Return all of the data exactly as given.

* Exercise materials *
----------
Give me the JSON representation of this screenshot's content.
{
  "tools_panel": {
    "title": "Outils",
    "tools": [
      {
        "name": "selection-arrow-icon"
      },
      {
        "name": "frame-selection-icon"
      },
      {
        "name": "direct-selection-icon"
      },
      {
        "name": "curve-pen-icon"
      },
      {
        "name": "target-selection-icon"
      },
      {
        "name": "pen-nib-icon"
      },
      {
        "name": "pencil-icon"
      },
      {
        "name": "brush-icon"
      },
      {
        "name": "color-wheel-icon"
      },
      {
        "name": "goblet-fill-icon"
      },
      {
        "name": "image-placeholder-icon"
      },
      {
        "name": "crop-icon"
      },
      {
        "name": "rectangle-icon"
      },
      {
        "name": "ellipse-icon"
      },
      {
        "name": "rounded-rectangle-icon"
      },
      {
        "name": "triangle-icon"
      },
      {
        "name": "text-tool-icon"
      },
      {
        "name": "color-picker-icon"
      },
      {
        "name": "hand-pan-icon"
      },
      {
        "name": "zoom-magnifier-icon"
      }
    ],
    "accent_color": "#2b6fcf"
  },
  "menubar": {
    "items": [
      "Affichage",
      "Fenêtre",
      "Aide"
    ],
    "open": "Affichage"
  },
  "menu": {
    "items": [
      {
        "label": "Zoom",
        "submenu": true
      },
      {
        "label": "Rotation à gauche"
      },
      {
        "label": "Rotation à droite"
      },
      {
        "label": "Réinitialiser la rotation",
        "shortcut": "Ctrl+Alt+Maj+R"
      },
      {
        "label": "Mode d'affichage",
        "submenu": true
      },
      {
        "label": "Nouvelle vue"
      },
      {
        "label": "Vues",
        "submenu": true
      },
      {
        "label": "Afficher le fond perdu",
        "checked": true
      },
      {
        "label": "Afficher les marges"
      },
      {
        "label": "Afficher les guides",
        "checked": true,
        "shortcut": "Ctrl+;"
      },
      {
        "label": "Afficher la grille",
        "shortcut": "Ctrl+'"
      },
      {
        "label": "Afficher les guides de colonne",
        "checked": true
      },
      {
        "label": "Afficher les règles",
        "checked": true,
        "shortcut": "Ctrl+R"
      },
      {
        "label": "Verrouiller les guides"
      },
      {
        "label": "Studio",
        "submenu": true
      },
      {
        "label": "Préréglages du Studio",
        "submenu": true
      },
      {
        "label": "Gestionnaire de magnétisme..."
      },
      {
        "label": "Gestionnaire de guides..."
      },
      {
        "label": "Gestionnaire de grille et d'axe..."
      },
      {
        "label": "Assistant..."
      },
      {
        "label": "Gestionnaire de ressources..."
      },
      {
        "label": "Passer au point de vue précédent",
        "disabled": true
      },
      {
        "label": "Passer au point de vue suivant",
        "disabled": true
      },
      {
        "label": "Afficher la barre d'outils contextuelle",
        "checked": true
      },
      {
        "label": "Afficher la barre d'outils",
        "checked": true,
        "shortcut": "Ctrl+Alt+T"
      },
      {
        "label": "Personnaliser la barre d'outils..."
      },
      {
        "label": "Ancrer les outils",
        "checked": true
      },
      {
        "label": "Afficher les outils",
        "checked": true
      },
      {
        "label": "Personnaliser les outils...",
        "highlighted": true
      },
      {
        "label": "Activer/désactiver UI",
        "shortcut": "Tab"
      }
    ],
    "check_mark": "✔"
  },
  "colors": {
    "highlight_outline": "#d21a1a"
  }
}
----------
* Answer *
Give me the JSON representation of this screenshot's content.
{
  "tools_panel": {
    "title": "Outils",
    "tools": [
      {
        "name": "selection-arrow-icon"
      },
      {
        "name": "frame-selection-icon"
      },
      {
        "name": "direct-selection-icon"
      },
      {
        "name": "curve-pen-icon"
      },
      {
        "name": "target-selection-icon"
      },
      {
        "name": "pen-nib-icon"
      },
      {
        "name": "pencil-icon"
      },
      {
        "name": "brush-icon"
      },
      {
        "name": "color-wheel-icon"
      },
      {
        "name": "goblet-fill-icon"
      },
      {
        "name": "image-placeholder-icon"
      },
      {
        "name": "crop-icon"
      },
      {
        "name": "rectangle-icon"
      },
      {
        "name": "ellipse-icon"
      },
      {
        "name": "rounded-rectangle-icon"
      },
      {
        "name": "triangle-icon"
      },
      {
        "name": "text-tool-icon"
      },
      {
        "name": "color-picker-icon"
      },
      {
        "name": "hand-pan-icon"
      },
      {
        "name": "zoom-magnifier-icon"
      }
    ],
    "accent_color": "#2b6fcf"
  },
  "menubar": {
    "items": [
      "Affichage",
      "Fenêtre",
      "Aide"
    ],
    "open": "Affichage"
  },
  "menu": {
    "items": [
      {
        "label": "Zoom",
        "submenu": true
      },
      {
        "label": "Rotation à gauche"
      },
      {
        "label": "Rotation à droite"
      },
      {
        "label": "Réinitialiser la rotation",
        "shortcut": "Ctrl+Alt+Maj+R"
      },
      {
        "label": "Mode d'affichage",
        "submenu": true
      },
      {
        "label": "Nouvelle vue"
      },
      {
        "label": "Vues",
        "submenu": true
      },
      {
        "label": "Afficher le fond perdu",
        "checked": true
      },
      {
        "label": "Afficher les marges"
      },
      {
        "label": "Afficher les guides",
        "checked": true,
        "shortcut": "Ctrl+;"
      },
      {
        "label": "Afficher la grille",
        "shortcut": "Ctrl+'"
      },
      {
        "label": "Afficher les guides de colonne",
        "checked": true
      },
      {
        "label": "Afficher les règles",
        "checked": true,
        "shortcut": "Ctrl+R"
      },
      {
        "label": "Verrouiller les guides"
      },
      {
        "label": "Studio",
        "submenu": true
      },
      {
        "label": "Préréglages du Studio",
        "submenu": true
      },
      {
        "label": "Gestionnaire de magnétisme..."
      },
      {
        "label": "Gestionnaire de guides..."
      },
      {
        "label": "Gestionnaire de grille et d'axe..."
      },
      {
        "label": "Assistant..."
      },
      {
        "label": "Gestionnaire de ressources..."
      },
      {
        "label": "Passer au point de vue précédent",
        "disabled": true
      },
      {
        "label": "Passer au point de vue suivant",
        "disabled": true
      },
      {
        "label": "Afficher la barre d'outils contextuelle",
        "checked": true
      },
      {
        "label": "Afficher la barre d'outils",
        "checked": true,
        "shortcut": "Ctrl+Alt+T"
      },
      {
        "label": "Personnaliser la barre d'outils..."
      },
      {
        "label": "Ancrer les outils",
        "checked": true
      },
      {
        "label": "Afficher les outils",
        "checked": true
      },
      {
        "label": "Personnaliser les outils...",
        "highlighted": true
      },
      {
        "label": "Activer/désactiver UI",
        "shortcut": "Tab"
      }
    ],
    "check_mark": "✔"
  },
  "colors": {
    "highlight_outline": "#d21a1a"
  }
}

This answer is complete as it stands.